# Your instructions
Copy out each line below that has the word "میلی" in it.

# Exercise material
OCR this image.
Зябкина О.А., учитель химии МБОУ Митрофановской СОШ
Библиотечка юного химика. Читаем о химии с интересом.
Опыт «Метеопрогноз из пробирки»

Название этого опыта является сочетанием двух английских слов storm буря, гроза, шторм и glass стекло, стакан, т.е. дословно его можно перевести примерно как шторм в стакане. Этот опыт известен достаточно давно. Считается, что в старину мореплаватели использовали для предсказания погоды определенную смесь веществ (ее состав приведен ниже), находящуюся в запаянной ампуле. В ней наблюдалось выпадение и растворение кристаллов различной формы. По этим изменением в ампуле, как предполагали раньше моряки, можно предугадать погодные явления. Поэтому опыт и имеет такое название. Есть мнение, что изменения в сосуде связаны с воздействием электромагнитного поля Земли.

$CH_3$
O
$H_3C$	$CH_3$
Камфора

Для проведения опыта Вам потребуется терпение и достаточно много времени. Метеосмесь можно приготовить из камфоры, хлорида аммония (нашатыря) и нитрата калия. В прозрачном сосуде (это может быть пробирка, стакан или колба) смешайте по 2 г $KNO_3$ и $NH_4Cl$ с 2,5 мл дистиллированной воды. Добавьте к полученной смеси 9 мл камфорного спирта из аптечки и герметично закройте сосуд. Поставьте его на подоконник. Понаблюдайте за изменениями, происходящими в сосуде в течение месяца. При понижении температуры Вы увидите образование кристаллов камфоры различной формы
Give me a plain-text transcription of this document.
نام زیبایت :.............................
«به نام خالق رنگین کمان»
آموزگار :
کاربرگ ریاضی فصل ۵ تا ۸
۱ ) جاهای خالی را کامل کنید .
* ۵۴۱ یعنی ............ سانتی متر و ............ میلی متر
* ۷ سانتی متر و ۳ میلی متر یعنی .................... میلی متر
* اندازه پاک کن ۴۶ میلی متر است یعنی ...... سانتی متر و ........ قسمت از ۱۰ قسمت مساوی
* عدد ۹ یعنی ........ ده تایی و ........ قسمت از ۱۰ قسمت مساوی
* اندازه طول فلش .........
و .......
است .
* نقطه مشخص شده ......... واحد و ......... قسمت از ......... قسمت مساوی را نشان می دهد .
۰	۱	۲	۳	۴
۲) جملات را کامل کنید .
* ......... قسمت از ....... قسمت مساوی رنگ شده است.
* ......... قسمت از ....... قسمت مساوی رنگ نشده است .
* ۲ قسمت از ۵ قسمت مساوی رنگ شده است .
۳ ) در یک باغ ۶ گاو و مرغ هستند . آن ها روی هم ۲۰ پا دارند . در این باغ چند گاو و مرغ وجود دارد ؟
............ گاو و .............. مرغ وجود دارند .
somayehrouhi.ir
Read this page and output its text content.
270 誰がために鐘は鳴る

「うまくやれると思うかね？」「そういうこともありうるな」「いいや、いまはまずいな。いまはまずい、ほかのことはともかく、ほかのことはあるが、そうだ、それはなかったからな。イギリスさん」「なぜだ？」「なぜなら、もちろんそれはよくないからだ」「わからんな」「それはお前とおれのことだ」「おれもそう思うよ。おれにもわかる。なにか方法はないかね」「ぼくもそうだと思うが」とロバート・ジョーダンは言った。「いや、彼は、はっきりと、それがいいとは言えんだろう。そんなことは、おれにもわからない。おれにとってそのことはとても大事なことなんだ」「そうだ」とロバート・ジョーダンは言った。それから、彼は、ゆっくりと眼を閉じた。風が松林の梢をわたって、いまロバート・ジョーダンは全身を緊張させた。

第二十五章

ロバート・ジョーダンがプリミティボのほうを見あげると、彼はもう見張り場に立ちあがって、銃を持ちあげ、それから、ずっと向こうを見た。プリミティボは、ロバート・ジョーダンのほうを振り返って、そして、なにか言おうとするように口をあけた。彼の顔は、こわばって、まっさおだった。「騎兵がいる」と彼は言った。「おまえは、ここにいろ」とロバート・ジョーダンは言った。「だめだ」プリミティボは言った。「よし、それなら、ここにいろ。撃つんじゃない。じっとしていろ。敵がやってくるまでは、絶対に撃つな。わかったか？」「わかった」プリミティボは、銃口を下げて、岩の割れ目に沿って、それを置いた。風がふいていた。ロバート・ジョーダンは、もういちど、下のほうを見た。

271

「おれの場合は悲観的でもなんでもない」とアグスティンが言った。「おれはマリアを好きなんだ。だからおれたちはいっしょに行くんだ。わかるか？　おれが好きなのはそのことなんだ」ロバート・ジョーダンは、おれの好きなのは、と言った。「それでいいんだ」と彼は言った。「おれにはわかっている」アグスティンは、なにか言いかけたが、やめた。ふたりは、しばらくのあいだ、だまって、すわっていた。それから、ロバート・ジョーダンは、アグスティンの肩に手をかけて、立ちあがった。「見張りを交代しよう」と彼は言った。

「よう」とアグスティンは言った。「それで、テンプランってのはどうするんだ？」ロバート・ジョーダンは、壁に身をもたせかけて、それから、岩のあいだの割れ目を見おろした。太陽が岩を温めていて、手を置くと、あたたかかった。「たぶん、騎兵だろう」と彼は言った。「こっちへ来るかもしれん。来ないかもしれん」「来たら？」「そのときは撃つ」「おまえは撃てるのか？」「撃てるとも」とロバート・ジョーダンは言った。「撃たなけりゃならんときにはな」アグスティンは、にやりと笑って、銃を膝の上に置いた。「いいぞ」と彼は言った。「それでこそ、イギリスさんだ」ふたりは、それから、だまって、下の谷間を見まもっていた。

# Output of the task
* ۵۴۱ یعنی ............ سانتی متر و ............ میلی متر
* ۷ سانتی متر و ۳ میلی متر یعنی .................... میلی متر
* اندازه پاک کن ۴۶ میلی متر است یعنی ...... سانتی متر و ........ قسمت از ۱۰ قسمت مساوی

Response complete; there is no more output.